Trecho:
# # # #

El manejo racional de los problemas sociales (la administración

social) por tanto, procede en forma de una espiral constituida por

etapas, cada una de las cuales se compone de un proceso de

planeación, acción, y obtención de información sobre el resultado de

la acción. (LEWIN, 1991 [1947], p. 18).

A perspectiva de trabalho em ciclos de planejamento, ação, reflexão e alteração

(caso necessário) do planejamento inicial para elaboração de uma nova proposta de

ação, tem o que chamaríamos de pés realmente no chão em movimento passo a passo.

No entanto, considerando-se que o caminhar se faz mesmo pela produção de

desequilíbrio e reequilíbrio do corpo, o procedimento como um todo exige sensibilidade

e sensatez, e como ressalta Lewin: esperança. Ao situar o próprio trabalho investigativo

sobre maiorias e minorias, sobre as relações entre distintos grupos Lewin afirma que:

El desarrollo de esas relaciones y de las ciencias sociales tendrá que

confrontar muchos obstáculos. Pero tengo la esperanza de que los

esfuerzos investigativos en esta área llegarán a tener influencia

permanente en las relaciones intergrupales y en la historia de este país. Es

también claro que esta tarea exige de los científicos sociales mucho coraje

en el sentido en que Platón lo define, como el dar lo mejor que podamos

dar para ayudar a los demás. (LEWIN, op.cit., p. 18).

# # # #

Requisitos do exercício:
1. Reproduza fielmente, no trecho sobre os ciclos de planejamento e ação, tudo o que vai de "permanente en las" até "op.cit., p. 18).".
2. De acordo com o trecho sobre os ciclos de planejamento e ação, que terceira exigência do procedimento, além de sensibilidade e sensatez, Lewin ressalta?

# # # #

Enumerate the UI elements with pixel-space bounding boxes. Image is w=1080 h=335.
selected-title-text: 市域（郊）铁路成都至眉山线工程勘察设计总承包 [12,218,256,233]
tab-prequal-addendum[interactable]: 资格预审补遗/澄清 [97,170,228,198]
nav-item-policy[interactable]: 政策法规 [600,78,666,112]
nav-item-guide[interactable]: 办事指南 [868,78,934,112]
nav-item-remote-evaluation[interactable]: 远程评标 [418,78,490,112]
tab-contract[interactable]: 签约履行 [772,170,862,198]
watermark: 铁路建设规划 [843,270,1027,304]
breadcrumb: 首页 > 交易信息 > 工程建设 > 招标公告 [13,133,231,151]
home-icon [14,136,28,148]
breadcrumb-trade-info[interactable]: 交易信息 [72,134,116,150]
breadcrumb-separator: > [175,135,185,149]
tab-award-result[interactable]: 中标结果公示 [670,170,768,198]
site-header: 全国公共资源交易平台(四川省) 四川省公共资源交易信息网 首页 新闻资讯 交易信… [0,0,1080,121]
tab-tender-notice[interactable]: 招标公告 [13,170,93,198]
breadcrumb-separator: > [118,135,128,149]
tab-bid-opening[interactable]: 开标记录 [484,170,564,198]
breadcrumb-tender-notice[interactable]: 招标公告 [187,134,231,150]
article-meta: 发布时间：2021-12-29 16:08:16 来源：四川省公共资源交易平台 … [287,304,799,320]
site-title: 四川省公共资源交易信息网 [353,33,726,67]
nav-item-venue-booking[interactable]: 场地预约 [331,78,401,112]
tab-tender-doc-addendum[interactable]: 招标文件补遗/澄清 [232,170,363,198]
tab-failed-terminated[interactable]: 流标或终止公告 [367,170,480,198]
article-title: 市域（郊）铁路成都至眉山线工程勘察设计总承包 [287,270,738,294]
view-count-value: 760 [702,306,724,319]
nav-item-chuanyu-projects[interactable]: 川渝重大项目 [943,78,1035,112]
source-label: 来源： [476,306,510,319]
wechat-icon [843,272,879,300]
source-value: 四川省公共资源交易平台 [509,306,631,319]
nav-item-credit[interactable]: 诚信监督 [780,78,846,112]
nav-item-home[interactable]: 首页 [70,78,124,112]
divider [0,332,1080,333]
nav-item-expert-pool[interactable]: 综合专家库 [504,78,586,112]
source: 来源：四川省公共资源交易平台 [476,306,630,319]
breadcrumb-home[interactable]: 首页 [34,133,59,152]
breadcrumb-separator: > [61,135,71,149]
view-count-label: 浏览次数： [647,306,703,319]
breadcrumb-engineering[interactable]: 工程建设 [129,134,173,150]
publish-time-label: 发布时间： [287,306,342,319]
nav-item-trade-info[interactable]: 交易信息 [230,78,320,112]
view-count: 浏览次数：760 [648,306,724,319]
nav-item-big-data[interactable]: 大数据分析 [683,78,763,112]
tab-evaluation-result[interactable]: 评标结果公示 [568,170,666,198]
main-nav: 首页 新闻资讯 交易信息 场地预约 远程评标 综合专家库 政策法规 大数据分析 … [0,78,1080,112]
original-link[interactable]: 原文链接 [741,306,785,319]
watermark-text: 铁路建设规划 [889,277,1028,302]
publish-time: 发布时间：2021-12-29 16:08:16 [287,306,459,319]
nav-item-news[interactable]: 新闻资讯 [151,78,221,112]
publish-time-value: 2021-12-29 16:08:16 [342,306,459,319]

# # # #

Respostas:
1.
permanente en las relaciones intergrupales y en la historia de este país. Es

también claro que esta tarea exige de los científicos sociales mucho coraje

en el sentido en que Platón lo define, como el dar lo mejor que podamos

dar para ayudar a los demás. (LEWIN, op.cit., p. 18).

2. A esperança.